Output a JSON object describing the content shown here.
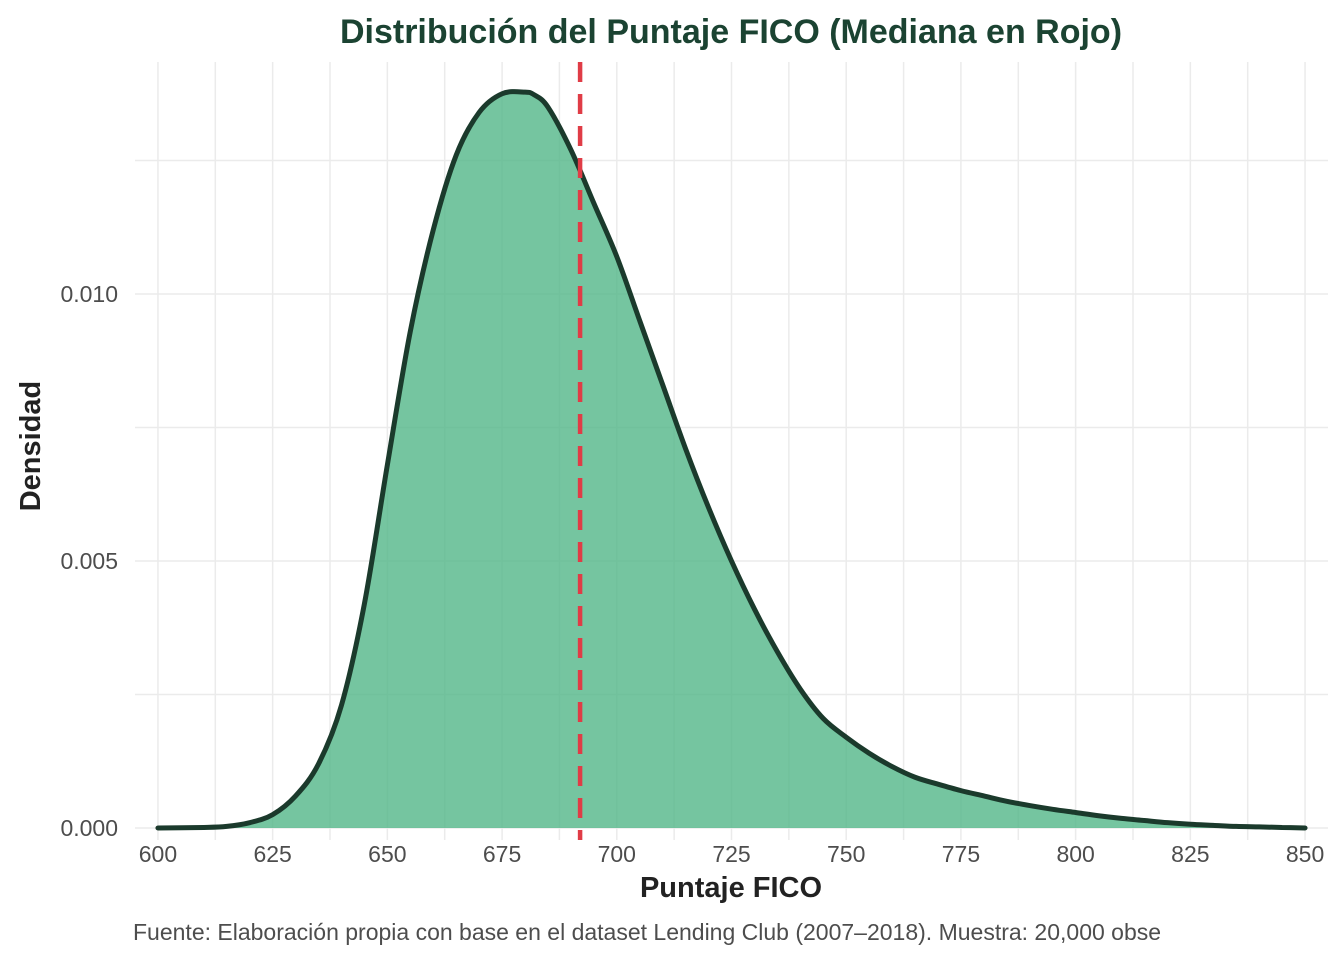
{
  "chart_data": {
    "type": "area",
    "title": "Distribución del Puntaje FICO (Mediana en Rojo)",
    "xlabel": "Puntaje FICO",
    "ylabel": "Densidad",
    "caption": "Fuente: Elaboración propia con base en el dataset Lending Club (2007–2018). Muestra: 20,000 obse",
    "xlim": [
      595,
      855
    ],
    "ylim": [
      0,
      0.01375
    ],
    "x_ticks": [
      600,
      625,
      650,
      675,
      700,
      725,
      750,
      775,
      800,
      825,
      850
    ],
    "x_tick_labels": [
      "600",
      "625",
      "650",
      "675",
      "700",
      "725",
      "750",
      "775",
      "800",
      "825",
      "850"
    ],
    "y_ticks": [
      0.0,
      0.005,
      0.01
    ],
    "y_tick_labels": [
      "0.000",
      "0.005",
      "0.010"
    ],
    "grid": true,
    "median": 692,
    "colors": {
      "fill": "#52b788",
      "outline": "#1b3a2c",
      "median": "#e03c46",
      "title": "#1b4332"
    },
    "series": [
      {
        "x": [
          600,
          610,
          615,
          620,
          625,
          630,
          635,
          640,
          645,
          650,
          655,
          660,
          665,
          670,
          675,
          680,
          682,
          685,
          690,
          695,
          700,
          705,
          710,
          715,
          720,
          725,
          730,
          735,
          740,
          745,
          750,
          755,
          760,
          765,
          770,
          775,
          780,
          785,
          790,
          795,
          800,
          805,
          810,
          815,
          820,
          825,
          830,
          835,
          840,
          845,
          850
        ],
        "y": [
          0.0,
          1e-05,
          3e-05,
          0.0001,
          0.00025,
          0.0006,
          0.0012,
          0.0023,
          0.0042,
          0.0068,
          0.0093,
          0.0112,
          0.0126,
          0.0134,
          0.01375,
          0.01378,
          0.01373,
          0.0135,
          0.0127,
          0.0117,
          0.0107,
          0.0095,
          0.0083,
          0.0071,
          0.006,
          0.005,
          0.0041,
          0.0033,
          0.0026,
          0.00205,
          0.0017,
          0.0014,
          0.00115,
          0.00095,
          0.00082,
          0.0007,
          0.0006,
          0.0005,
          0.00042,
          0.00035,
          0.00029,
          0.00023,
          0.00018,
          0.00014,
          0.0001,
          7e-05,
          5e-05,
          3e-05,
          2e-05,
          1e-05,
          0.0
        ]
      }
    ]
  }
}
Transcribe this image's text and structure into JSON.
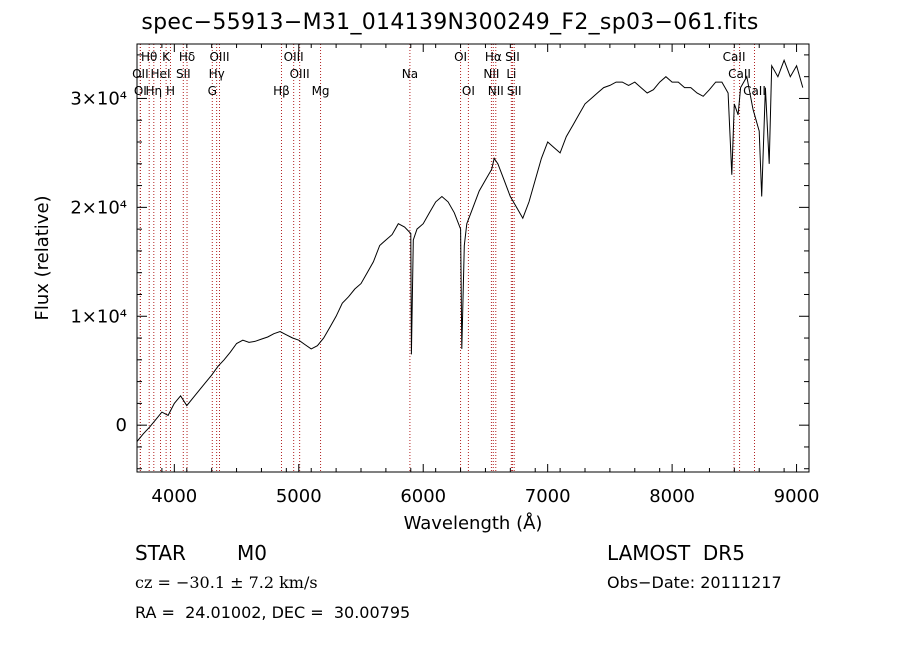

- Aim of the exercise: Write out every entry again word for word, without any of the pictures.

- Final result:
Output a JSON object describing the content shown here.
{
  "chart_data": {
    "type": "area",
    "title": "Distribución del Puntaje FICO (Mediana en Rojo)",
    "xlabel": "Puntaje FICO",
    "ylabel": "Densidad",
    "caption": "Fuente: Elaboración propia con base en el dataset Lending Club (2007–2018). Muestra: 20,000 obse",
    "xlim": [
      595,
      855
    ],
    "ylim": [
      0,
      0.01375
    ],
    "x_ticks": [
      600,
      625,
      650,
      675,
      700,
      725,
      750,
      775,
      800,
      825,
      850
    ],
    "x_tick_labels": [
      "600",
      "625",
      "650",
      "675",
      "700",
      "725",
      "750",
      "775",
      "800",
      "825",
      "850"
    ],
    "y_ticks": [
      0.0,
      0.005,
      0.01
    ],
    "y_tick_labels": [
      "0.000",
      "0.005",
      "0.010"
    ],
    "grid": true,
    "median": 692,
    "colors": {
      "fill": "#52b788",
      "outline": "#1b3a2c",
      "median": "#e03c46",
      "title": "#1b4332"
    },
    "series": [
      {
        "x": [
          600,
          610,
          615,
          620,
          625,
          630,
          635,
          640,
          645,
          650,
          655,
          660,
          665,
          670,
          675,
          680,
          682,
          685,
          690,
          695,
          700,
          705,
          710,
          715,
          720,
          725,
          730,
          735,
          740,
          745,
          750,
          755,
          760,
          765,
          770,
          775,
          780,
          785,
          790,
          795,
          800,
          805,
          810,
          815,
          820,
          825,
          830,
          835,
          840,
          845,
          850
        ],
        "y": [
          0.0,
          1e-05,
          3e-05,
          0.0001,
          0.00025,
          0.0006,
          0.0012,
          0.0023,
          0.0042,
          0.0068,
          0.0093,
          0.0112,
          0.0126,
          0.0134,
          0.01375,
          0.01378,
          0.01373,
          0.0135,
          0.0127,
          0.0117,
          0.0107,
          0.0095,
          0.0083,
          0.0071,
          0.006,
          0.005,
          0.0041,
          0.0033,
          0.0026,
          0.00205,
          0.0017,
          0.0014,
          0.00115,
          0.00095,
          0.00082,
          0.0007,
          0.0006,
          0.0005,
          0.00042,
          0.00035,
          0.00029,
          0.00023,
          0.00018,
          0.00014,
          0.0001,
          7e-05,
          5e-05,
          3e-05,
          2e-05,
          1e-05,
          0.0
        ]
      }
    ]
  }
}
Transcribe this image's text and structure into JSON.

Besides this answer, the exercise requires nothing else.